§ **Challenge**: Give the data below again, word for word.

§ **Provided entries**:
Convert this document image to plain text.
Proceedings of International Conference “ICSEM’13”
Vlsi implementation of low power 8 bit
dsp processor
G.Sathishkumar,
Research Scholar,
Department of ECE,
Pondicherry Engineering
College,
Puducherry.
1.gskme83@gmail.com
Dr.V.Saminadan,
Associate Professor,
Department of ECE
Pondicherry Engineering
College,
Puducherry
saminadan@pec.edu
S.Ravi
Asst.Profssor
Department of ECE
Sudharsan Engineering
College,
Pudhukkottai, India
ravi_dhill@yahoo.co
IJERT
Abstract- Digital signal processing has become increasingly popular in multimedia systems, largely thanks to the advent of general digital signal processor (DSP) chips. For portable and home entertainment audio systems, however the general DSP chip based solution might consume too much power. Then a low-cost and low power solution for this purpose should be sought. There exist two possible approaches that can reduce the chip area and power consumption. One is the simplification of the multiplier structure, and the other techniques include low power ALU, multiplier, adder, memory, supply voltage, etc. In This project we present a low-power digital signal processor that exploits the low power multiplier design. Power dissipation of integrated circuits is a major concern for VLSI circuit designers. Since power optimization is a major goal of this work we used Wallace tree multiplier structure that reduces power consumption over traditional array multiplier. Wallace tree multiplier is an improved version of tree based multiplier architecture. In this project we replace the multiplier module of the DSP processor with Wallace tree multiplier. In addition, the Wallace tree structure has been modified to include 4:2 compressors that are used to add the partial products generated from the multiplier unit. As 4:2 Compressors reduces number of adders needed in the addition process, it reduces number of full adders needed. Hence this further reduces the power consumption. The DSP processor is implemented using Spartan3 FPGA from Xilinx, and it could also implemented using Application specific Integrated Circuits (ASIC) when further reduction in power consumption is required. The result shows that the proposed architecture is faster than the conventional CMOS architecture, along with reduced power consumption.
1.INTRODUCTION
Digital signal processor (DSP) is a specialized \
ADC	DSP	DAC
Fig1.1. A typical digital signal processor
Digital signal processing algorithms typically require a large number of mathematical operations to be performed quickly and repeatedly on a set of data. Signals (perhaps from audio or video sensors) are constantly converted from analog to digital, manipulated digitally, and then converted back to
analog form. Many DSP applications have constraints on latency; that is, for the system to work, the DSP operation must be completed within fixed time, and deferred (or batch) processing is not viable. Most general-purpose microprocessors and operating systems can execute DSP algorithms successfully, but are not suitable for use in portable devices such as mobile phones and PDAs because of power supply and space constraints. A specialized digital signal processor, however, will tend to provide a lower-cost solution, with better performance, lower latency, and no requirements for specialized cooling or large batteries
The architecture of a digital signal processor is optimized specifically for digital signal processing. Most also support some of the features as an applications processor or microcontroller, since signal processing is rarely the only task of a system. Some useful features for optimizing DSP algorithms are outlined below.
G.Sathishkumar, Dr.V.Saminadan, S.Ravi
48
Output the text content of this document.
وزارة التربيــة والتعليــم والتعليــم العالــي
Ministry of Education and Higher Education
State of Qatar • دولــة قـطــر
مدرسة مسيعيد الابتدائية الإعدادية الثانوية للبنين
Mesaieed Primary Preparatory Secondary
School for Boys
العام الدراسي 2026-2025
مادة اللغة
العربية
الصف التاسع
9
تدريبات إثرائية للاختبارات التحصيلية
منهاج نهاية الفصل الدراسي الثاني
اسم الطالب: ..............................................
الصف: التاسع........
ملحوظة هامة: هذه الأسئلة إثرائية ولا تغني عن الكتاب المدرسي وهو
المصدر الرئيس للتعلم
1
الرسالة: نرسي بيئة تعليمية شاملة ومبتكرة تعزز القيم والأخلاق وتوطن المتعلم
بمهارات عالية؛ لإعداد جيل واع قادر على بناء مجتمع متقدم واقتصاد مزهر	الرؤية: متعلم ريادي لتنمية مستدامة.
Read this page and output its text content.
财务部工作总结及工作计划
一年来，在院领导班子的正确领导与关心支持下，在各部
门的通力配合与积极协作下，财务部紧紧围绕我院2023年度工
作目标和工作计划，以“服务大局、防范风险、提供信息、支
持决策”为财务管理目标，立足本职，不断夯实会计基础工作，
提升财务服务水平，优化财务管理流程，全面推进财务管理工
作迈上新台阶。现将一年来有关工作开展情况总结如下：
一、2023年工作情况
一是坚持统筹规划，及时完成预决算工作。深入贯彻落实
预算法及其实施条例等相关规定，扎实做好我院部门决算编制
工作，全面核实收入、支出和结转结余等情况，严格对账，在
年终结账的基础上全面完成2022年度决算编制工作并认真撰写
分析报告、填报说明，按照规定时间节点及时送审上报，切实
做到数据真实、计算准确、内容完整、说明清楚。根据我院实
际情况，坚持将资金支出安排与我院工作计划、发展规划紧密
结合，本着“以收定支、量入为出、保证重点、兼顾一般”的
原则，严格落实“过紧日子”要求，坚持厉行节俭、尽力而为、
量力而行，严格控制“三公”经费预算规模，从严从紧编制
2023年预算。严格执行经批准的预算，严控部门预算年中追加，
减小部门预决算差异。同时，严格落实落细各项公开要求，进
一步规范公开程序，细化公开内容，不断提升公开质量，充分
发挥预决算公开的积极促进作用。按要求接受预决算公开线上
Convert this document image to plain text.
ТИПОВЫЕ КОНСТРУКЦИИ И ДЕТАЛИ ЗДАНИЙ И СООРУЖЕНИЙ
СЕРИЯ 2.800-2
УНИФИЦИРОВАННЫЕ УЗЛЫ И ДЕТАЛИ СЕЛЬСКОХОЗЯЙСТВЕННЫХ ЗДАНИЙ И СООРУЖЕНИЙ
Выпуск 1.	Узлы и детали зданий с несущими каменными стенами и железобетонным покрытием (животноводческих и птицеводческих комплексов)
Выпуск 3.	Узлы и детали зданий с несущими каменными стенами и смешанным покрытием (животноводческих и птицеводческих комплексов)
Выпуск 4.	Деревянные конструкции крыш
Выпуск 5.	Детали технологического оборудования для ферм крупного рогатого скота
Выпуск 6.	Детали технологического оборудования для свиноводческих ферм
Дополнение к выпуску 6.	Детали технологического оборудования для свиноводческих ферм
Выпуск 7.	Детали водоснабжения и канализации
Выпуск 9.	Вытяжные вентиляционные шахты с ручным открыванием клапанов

§ **Final answer**:
Convert this document image to plain text.
Proceedings of International Conference “ICSEM’13”
Vlsi implementation of low power 8 bit
dsp processor
G.Sathishkumar,
Research Scholar,
Department of ECE,
Pondicherry Engineering
College,
Puducherry.
1.gskme83@gmail.com
Dr.V.Saminadan,
Associate Professor,
Department of ECE
Pondicherry Engineering
College,
Puducherry
saminadan@pec.edu
S.Ravi
Asst.Profssor
Department of ECE
Sudharsan Engineering
College,
Pudhukkottai, India
ravi_dhill@yahoo.co
IJERT
Abstract- Digital signal processing has become increasingly popular in multimedia systems, largely thanks to the advent of general digital signal processor (DSP) chips. For portable and home entertainment audio systems, however the general DSP chip based solution might consume too much power. Then a low-cost and low power solution for this purpose should be sought. There exist two possible approaches that can reduce the chip area and power consumption. One is the simplification of the multiplier structure, and the other techniques include low power ALU, multiplier, adder, memory, supply voltage, etc. In This project we present a low-power digital signal processor that exploits the low power multiplier design. Power dissipation of integrated circuits is a major concern for VLSI circuit designers. Since power optimization is a major goal of this work we used Wallace tree multiplier structure that reduces power consumption over traditional array multiplier. Wallace tree multiplier is an improved version of tree based multiplier architecture. In this project we replace the multiplier module of the DSP processor with Wallace tree multiplier. In addition, the Wallace tree structure has been modified to include 4:2 compressors that are used to add the partial products generated from the multiplier unit. As 4:2 Compressors reduces number of adders needed in the addition process, it reduces number of full adders needed. Hence this further reduces the power consumption. The DSP processor is implemented using Spartan3 FPGA from Xilinx, and it could also implemented using Application specific Integrated Circuits (ASIC) when further reduction in power consumption is required. The result shows that the proposed architecture is faster than the conventional CMOS architecture, along with reduced power consumption.
1.INTRODUCTION
Digital signal processor (DSP) is a specialized \
ADC	DSP	DAC
Fig1.1. A typical digital signal processor
Digital signal processing algorithms typically require a large number of mathematical operations to be performed quickly and repeatedly on a set of data. Signals (perhaps from audio or video sensors) are constantly converted from analog to digital, manipulated digitally, and then converted back to
analog form. Many DSP applications have constraints on latency; that is, for the system to work, the DSP operation must be completed within fixed time, and deferred (or batch) processing is not viable. Most general-purpose microprocessors and operating systems can execute DSP algorithms successfully, but are not suitable for use in portable devices such as mobile phones and PDAs because of power supply and space constraints. A specialized digital signal processor, however, will tend to provide a lower-cost solution, with better performance, lower latency, and no requirements for specialized cooling or large batteries
The architecture of a digital signal processor is optimized specifically for digital signal processing. Most also support some of the features as an applications processor or microcontroller, since signal processing is rarely the only task of a system. Some useful features for optimizing DSP algorithms are outlined below.
G.Sathishkumar, Dr.V.Saminadan, S.Ravi
48
Output the text content of this document.
وزارة التربيــة والتعليــم والتعليــم العالــي
Ministry of Education and Higher Education
State of Qatar • دولــة قـطــر
مدرسة مسيعيد الابتدائية الإعدادية الثانوية للبنين
Mesaieed Primary Preparatory Secondary
School for Boys
العام الدراسي 2026-2025
مادة اللغة
العربية
الصف التاسع
9
تدريبات إثرائية للاختبارات التحصيلية
منهاج نهاية الفصل الدراسي الثاني
اسم الطالب: ..............................................
الصف: التاسع........
ملحوظة هامة: هذه الأسئلة إثرائية ولا تغني عن الكتاب المدرسي وهو
المصدر الرئيس للتعلم
1
الرسالة: نرسي بيئة تعليمية شاملة ومبتكرة تعزز القيم والأخلاق وتوطن المتعلم
بمهارات عالية؛ لإعداد جيل واع قادر على بناء مجتمع متقدم واقتصاد مزهر	الرؤية: متعلم ريادي لتنمية مستدامة.
Read this page and output its text content.
财务部工作总结及工作计划
一年来，在院领导班子的正确领导与关心支持下，在各部
门的通力配合与积极协作下，财务部紧紧围绕我院2023年度工
作目标和工作计划，以“服务大局、防范风险、提供信息、支
持决策”为财务管理目标，立足本职，不断夯实会计基础工作，
提升财务服务水平，优化财务管理流程，全面推进财务管理工
作迈上新台阶。现将一年来有关工作开展情况总结如下：
一、2023年工作情况
一是坚持统筹规划，及时完成预决算工作。深入贯彻落实
预算法及其实施条例等相关规定，扎实做好我院部门决算编制
工作，全面核实收入、支出和结转结余等情况，严格对账，在
年终结账的基础上全面完成2022年度决算编制工作并认真撰写
分析报告、填报说明，按照规定时间节点及时送审上报，切实
做到数据真实、计算准确、内容完整、说明清楚。根据我院实
际情况，坚持将资金支出安排与我院工作计划、发展规划紧密
结合，本着“以收定支、量入为出、保证重点、兼顾一般”的
原则，严格落实“过紧日子”要求，坚持厉行节俭、尽力而为、
量力而行，严格控制“三公”经费预算规模，从严从紧编制
2023年预算。严格执行经批准的预算，严控部门预算年中追加，
减小部门预决算差异。同时，严格落实落细各项公开要求，进
一步规范公开程序，细化公开内容，不断提升公开质量，充分
发挥预决算公开的积极促进作用。按要求接受预决算公开线上
Convert this document image to plain text.
ТИПОВЫЕ КОНСТРУКЦИИ И ДЕТАЛИ ЗДАНИЙ И СООРУЖЕНИЙ
СЕРИЯ 2.800-2
УНИФИЦИРОВАННЫЕ УЗЛЫ И ДЕТАЛИ СЕЛЬСКОХОЗЯЙСТВЕННЫХ ЗДАНИЙ И СООРУЖЕНИЙ
Выпуск 1.	Узлы и детали зданий с несущими каменными стенами и железобетонным покрытием (животноводческих и птицеводческих комплексов)
Выпуск 3.	Узлы и детали зданий с несущими каменными стенами и смешанным покрытием (животноводческих и птицеводческих комплексов)
Выпуск 4.	Деревянные конструкции крыш
Выпуск 5.	Детали технологического оборудования для ферм крупного рогатого скота
Выпуск 6.	Детали технологического оборудования для свиноводческих ферм
Дополнение к выпуску 6.	Детали технологического оборудования для свиноводческих ферм
Выпуск 7.	Детали водоснабжения и канализации
Выпуск 9.	Вытяжные вентиляционные шахты с ручным открыванием клапанов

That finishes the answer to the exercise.